*Exercise details*
Determine how many lines include "Menu". Give the number and nothing else.

◇ ◇ ◇ ◇

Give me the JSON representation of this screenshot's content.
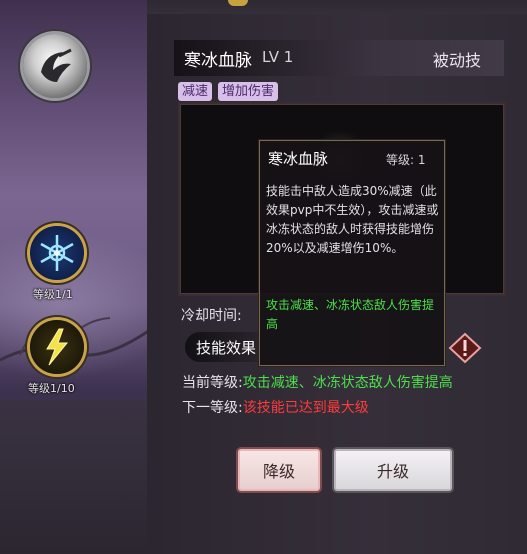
{
  "header": {
    "skill_name": "寒冰血脉",
    "level": "LV 1",
    "skill_type": "被动技"
  },
  "tags": [
    "减速",
    "增加伤害"
  ],
  "skills_sidebar": [
    {
      "icon": "snowflake-icon",
      "level_label": "等级1/1"
    },
    {
      "icon": "lightning-icon",
      "level_label": "等级1/10"
    }
  ],
  "cooldown_label": "冷却时间:",
  "effect_header": "技能效果",
  "current_level": {
    "label": "当前等级:",
    "value": "攻击减速、冰冻状态敌人伤害提高"
  },
  "next_level": {
    "label": "下一等级:",
    "value": "该技能已达到最大级"
  },
  "buttons": {
    "downgrade": "降级",
    "upgrade": "升级"
  },
  "tooltip": {
    "title": "寒冰血脉",
    "level": "等级: 1",
    "description": "技能击中敌人造成30%减速（此效果pvp中不生效），攻击减速或冰冻状态的敌人时获得技能增伤20%以及减速增伤10%。",
    "effect": "攻击减速、冰冻状态敌人伤害提高"
  },
  "colors": {
    "effect_green": "#4ddf4b",
    "max_red": "#ff3b3b",
    "tag_bg": "#d8bfe9",
    "gold_border": "#c9a34c"
  }
}
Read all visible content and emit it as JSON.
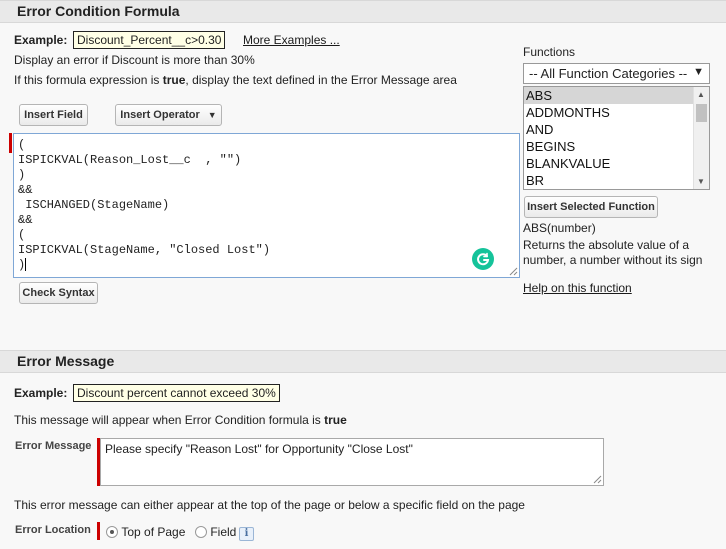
{
  "condition_section": {
    "title": "Error Condition Formula",
    "example_label": "Example:",
    "example_value": "Discount_Percent__c>0.30",
    "more_examples": "More Examples ...",
    "description": "Display an error if Discount is more than 30%",
    "instruction_prefix": "If this formula expression is ",
    "instruction_bold": "true",
    "instruction_suffix": ", display the text defined in the Error Message area",
    "insert_field_label": "Insert Field",
    "insert_operator_label": "Insert Operator",
    "formula_lines": [
      "(",
      "ISPICKVAL(Reason_Lost__c  , \"\")",
      ")",
      "&&",
      " ISCHANGED(StageName)",
      "&&",
      "(",
      "ISPICKVAL(StageName, \"Closed Lost\")",
      ")"
    ],
    "check_syntax_label": "Check Syntax"
  },
  "functions_panel": {
    "label": "Functions",
    "category_selected": "-- All Function Categories --",
    "items": [
      "ABS",
      "ADDMONTHS",
      "AND",
      "BEGINS",
      "BLANKVALUE",
      "BR"
    ],
    "selected_item": "ABS",
    "insert_selected_label": "Insert Selected Function",
    "signature": "ABS(number)",
    "description": "Returns the absolute value of a number, a number without its sign",
    "help_link": "Help on this function"
  },
  "message_section": {
    "title": "Error Message",
    "example_label": "Example:",
    "example_value": "Discount percent cannot exceed 30%",
    "note_prefix": "This message will appear when Error Condition formula is ",
    "note_bold": "true",
    "error_message_label": "Error Message",
    "error_message_value": "Please specify \"Reason Lost\" for Opportunity \"Close Lost\"",
    "location_note": "This error message can either appear at the top of the page or below a specific field on the page",
    "error_location_label": "Error Location",
    "location_options": [
      "Top of Page",
      "Field"
    ],
    "location_selected": "Top of Page"
  },
  "colors": {
    "required_bar": "#cc0000",
    "grammarly": "#15c39a",
    "editor_border": "#7fa7d6"
  }
}
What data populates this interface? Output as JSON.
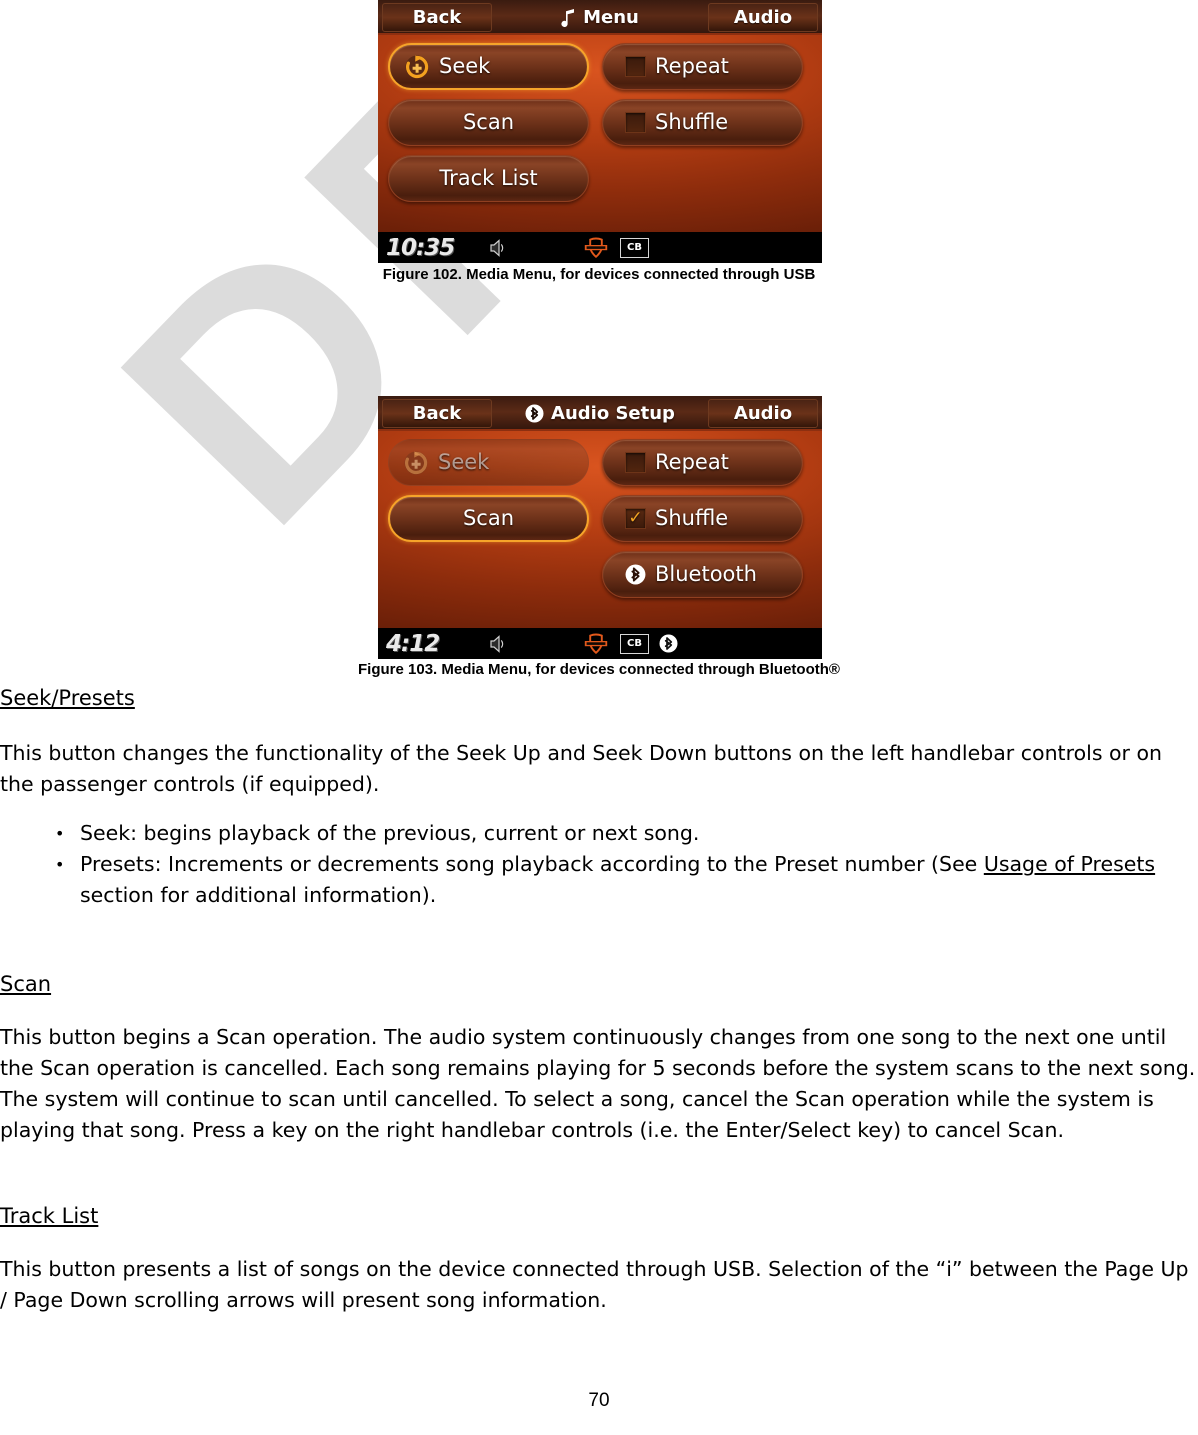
{
  "watermark": {
    "text": "DRAFT",
    "color": "#dcdcdc"
  },
  "page": {
    "number": "70"
  },
  "figures": [
    {
      "id": "figure-102",
      "caption": "Figure 102. Media Menu, for devices connected through USB",
      "header": {
        "back_label": "Back",
        "title": "Menu",
        "title_icon": "music-note-icon",
        "audio_label": "Audio"
      },
      "left_buttons": [
        {
          "label": "Seek",
          "icon": "seek-circular-arrow-plus-icon",
          "state": "selected"
        },
        {
          "label": "Scan",
          "icon": "none",
          "state": "normal"
        },
        {
          "label": "Track List",
          "icon": "none",
          "state": "normal"
        }
      ],
      "right_buttons": [
        {
          "label": "Repeat",
          "icon": "checkbox-unchecked-icon",
          "state": "normal"
        },
        {
          "label": "Shuffle",
          "icon": "checkbox-unchecked-icon",
          "state": "normal"
        }
      ],
      "status": {
        "clock": "10:35",
        "icons": [
          "speaker-icon",
          "harley-davidson-bar-and-shield-icon",
          "cb-radio-icon"
        ],
        "cb_label": "CB",
        "bluetooth_visible": false
      }
    },
    {
      "id": "figure-103",
      "caption": "Figure 103. Media Menu, for devices connected through Bluetooth®",
      "header": {
        "back_label": "Back",
        "title": "Audio Setup",
        "title_icon": "bluetooth-icon",
        "audio_label": "Audio"
      },
      "left_buttons": [
        {
          "label": "Seek",
          "icon": "seek-circular-arrow-plus-icon",
          "state": "disabled"
        },
        {
          "label": "Scan",
          "icon": "none",
          "state": "selected"
        }
      ],
      "right_buttons": [
        {
          "label": "Repeat",
          "icon": "checkbox-unchecked-icon",
          "state": "normal"
        },
        {
          "label": "Shuffle",
          "icon": "checkbox-checked-icon",
          "state": "normal"
        },
        {
          "label": "Bluetooth",
          "icon": "bluetooth-icon",
          "state": "normal"
        }
      ],
      "status": {
        "clock": "4:12",
        "icons": [
          "speaker-icon",
          "harley-davidson-bar-and-shield-icon",
          "cb-radio-icon",
          "bluetooth-icon"
        ],
        "cb_label": "CB",
        "bluetooth_visible": true
      }
    }
  ],
  "sections": {
    "seek_presets": {
      "heading": "Seek/Presets",
      "paragraph": "This button changes the functionality of the Seek Up and Seek Down buttons on the left handlebar controls or on the passenger controls (if equipped).",
      "bullets": [
        {
          "prefix": "Seek: begins playback of the previous, current or next song.",
          "link": "",
          "suffix": ""
        },
        {
          "prefix": "Presets: Increments or decrements song playback according to the Preset number (See ",
          "link": "Usage of Presets ",
          "suffix": "section for additional information)."
        }
      ]
    },
    "scan": {
      "heading": "Scan",
      "paragraph": "This button begins a Scan operation. The audio system continuously changes from one song to the next one until the Scan operation is cancelled. Each song remains playing for 5 seconds before the system scans to the next song. The system will continue to scan until cancelled. To select a song, cancel the Scan operation while the system is playing that song. Press a key on the right handlebar controls (i.e. the Enter/Select key) to cancel Scan."
    },
    "track_list": {
      "heading": "Track List",
      "paragraph": "This button presents a list of songs on the device connected through USB. Selection of the “i” between the Page Up / Page Down scrolling arrows will present song information."
    }
  }
}
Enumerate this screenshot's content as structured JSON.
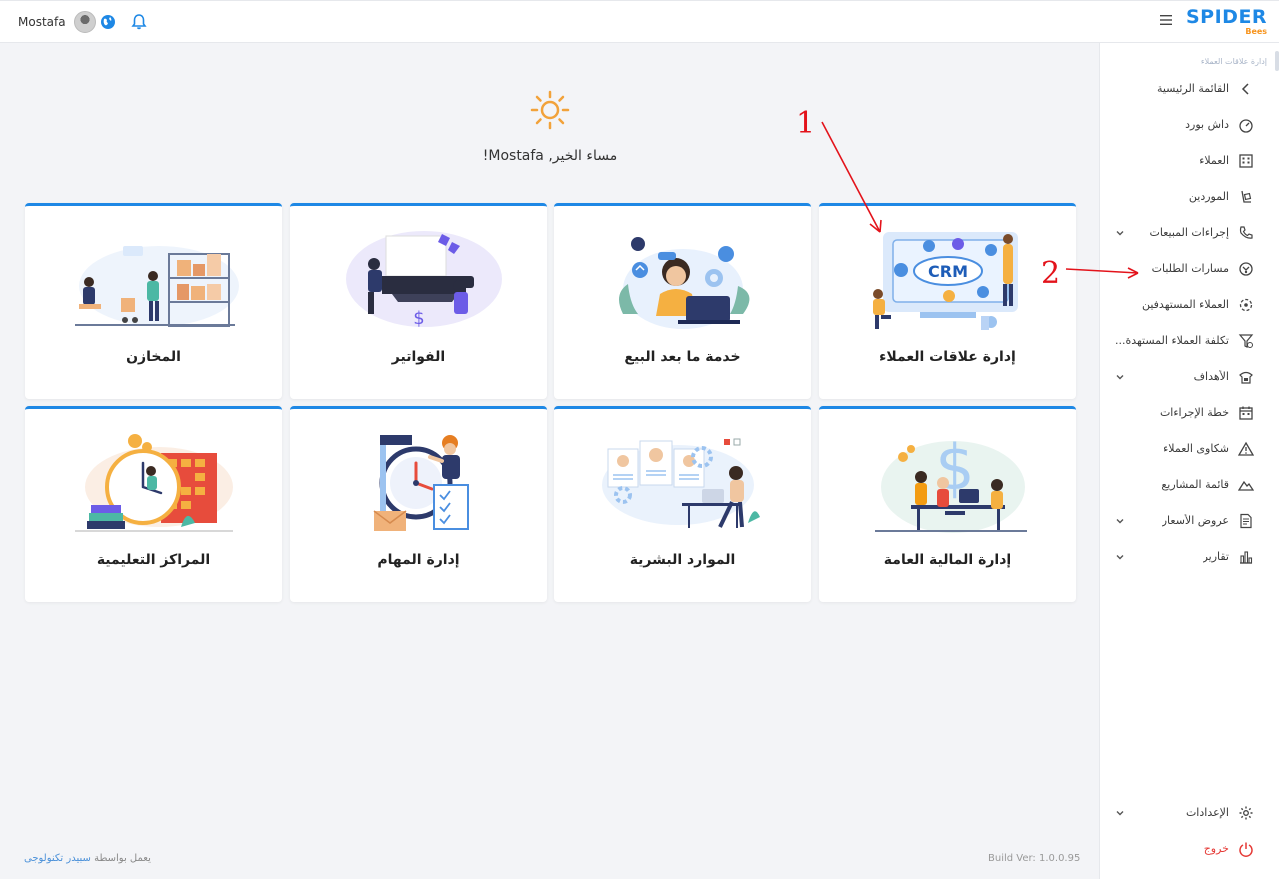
{
  "topbar": {
    "user_name": "Mostafa",
    "brand_name": "SPIDER",
    "brand_sub": "Bees"
  },
  "sidebar": {
    "breadcrumb": "إدارة علاقات العملاء",
    "items": [
      {
        "label": "القائمة الرئيسية",
        "icon": "chevron-left-icon"
      },
      {
        "label": "داش بورد",
        "icon": "gauge-icon"
      },
      {
        "label": "العملاء",
        "icon": "building-icon"
      },
      {
        "label": "الموردين",
        "icon": "dolly-icon"
      },
      {
        "label": "إجراءات المبيعات",
        "icon": "phone-icon",
        "expandable": true
      },
      {
        "label": "مسارات الطلبات",
        "icon": "route-icon"
      },
      {
        "label": "العملاء المستهدفين",
        "icon": "target-users-icon"
      },
      {
        "label": "تكلفة العملاء المستهدة...",
        "icon": "funnel-dollar-icon"
      },
      {
        "label": "الأهداف",
        "icon": "goals-icon",
        "expandable": true
      },
      {
        "label": "خطة الإجراءات",
        "icon": "calendar-icon"
      },
      {
        "label": "شكاوى العملاء",
        "icon": "warning-icon"
      },
      {
        "label": "قائمة المشاريع",
        "icon": "mountain-icon"
      },
      {
        "label": "عروض الأسعار",
        "icon": "quote-doc-icon",
        "expandable": true
      },
      {
        "label": "تقارير",
        "icon": "bar-chart-icon",
        "expandable": true
      }
    ],
    "settings_label": "الإعدادات",
    "logout_label": "خروج"
  },
  "main": {
    "greeting": "مساء الخير, Mostafa!",
    "cards": [
      {
        "title": "إدارة علاقات العملاء",
        "art": "crm-illustration"
      },
      {
        "title": "خدمة ما بعد البيع",
        "art": "support-illustration"
      },
      {
        "title": "الفواتير",
        "art": "invoice-illustration"
      },
      {
        "title": "المخازن",
        "art": "warehouse-illustration"
      },
      {
        "title": "إدارة المالية العامة",
        "art": "finance-illustration"
      },
      {
        "title": "الموارد البشرية",
        "art": "hr-illustration"
      },
      {
        "title": "إدارة المهام",
        "art": "tasks-illustration"
      },
      {
        "title": "المراكز التعليمية",
        "art": "education-illustration"
      }
    ],
    "crm_art_text": "CRM"
  },
  "footer": {
    "powered_prefix": "يعمل بواسطة",
    "powered_brand": "سبيدر تكنولوجى",
    "build": "Build Ver: 1.0.0.95"
  },
  "annotations": {
    "marker_1": "1",
    "marker_2": "2"
  },
  "colors": {
    "accent": "#1e88e5",
    "brand_orange": "#f7941d",
    "logout": "#e53935",
    "annotation": "#e3131b"
  }
}
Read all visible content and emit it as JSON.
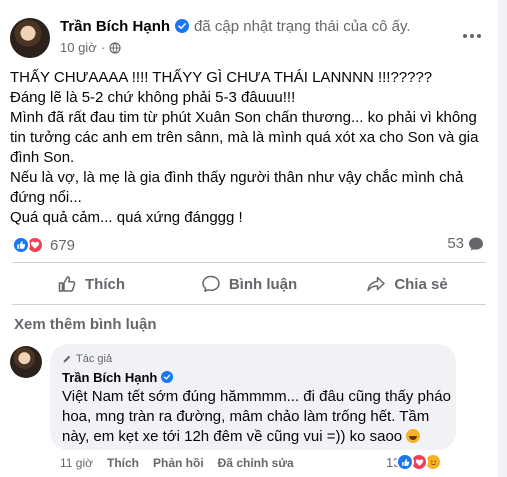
{
  "post": {
    "author": "Trần Bích Hạnh",
    "status": "đã cập nhật trạng thái của cô ấy.",
    "time": "10 giờ",
    "dot": "·",
    "lines": [
      "THẤY CHƯAAAA !!!! THẤYY GÌ CHƯA THÁI LANNNN !!!?????",
      "Đáng lẽ là 5-2 chứ không phải 5-3 đâuuu!!!",
      "Mình đã rất đau tim từ phút Xuân Son chấn thương... ko phải vì không tin tưởng các anh em trên sânn, mà là mình quá xót xa cho Son và gia đình Son.",
      "Nếu là vợ, là mẹ là gia đình thấy người thân như vậy chắc mình chả đứng nổi...",
      "Quá quả cảm... quá xứng đánggg !"
    ],
    "reaction_count": "679",
    "comment_count": "53"
  },
  "actions": {
    "like": "Thích",
    "comment": "Bình luận",
    "share": "Chia sẻ"
  },
  "see_more_comments": "Xem thêm bình luận",
  "comment": {
    "badge": "Tác giả",
    "author": "Trần Bích Hạnh",
    "text": "Việt Nam tết sớm đúng hămmmm... đi đâu cũng thấy pháo hoa, mng tràn ra đường, mâm chảo làm trống hết. Tầm này, em kẹt xe tới 12h đêm về cũng vui =)) ko saoo",
    "time": "11 giờ",
    "like": "Thích",
    "reply": "Phản hồi",
    "edited": "Đã chỉnh sửa",
    "reaction_count": "13"
  },
  "icons": {
    "verified": "verified-badge-icon",
    "privacy": "friends-globe-icon",
    "more": "more-options-icon",
    "like": "thumbs-up-icon",
    "comment": "comment-bubble-icon",
    "share": "share-arrow-icon"
  },
  "colors": {
    "accent": "#1877f2",
    "love": "#f33e58",
    "secondary_text": "#65676b"
  }
}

◇ ◇ ◇ ◇

*Task solution*
3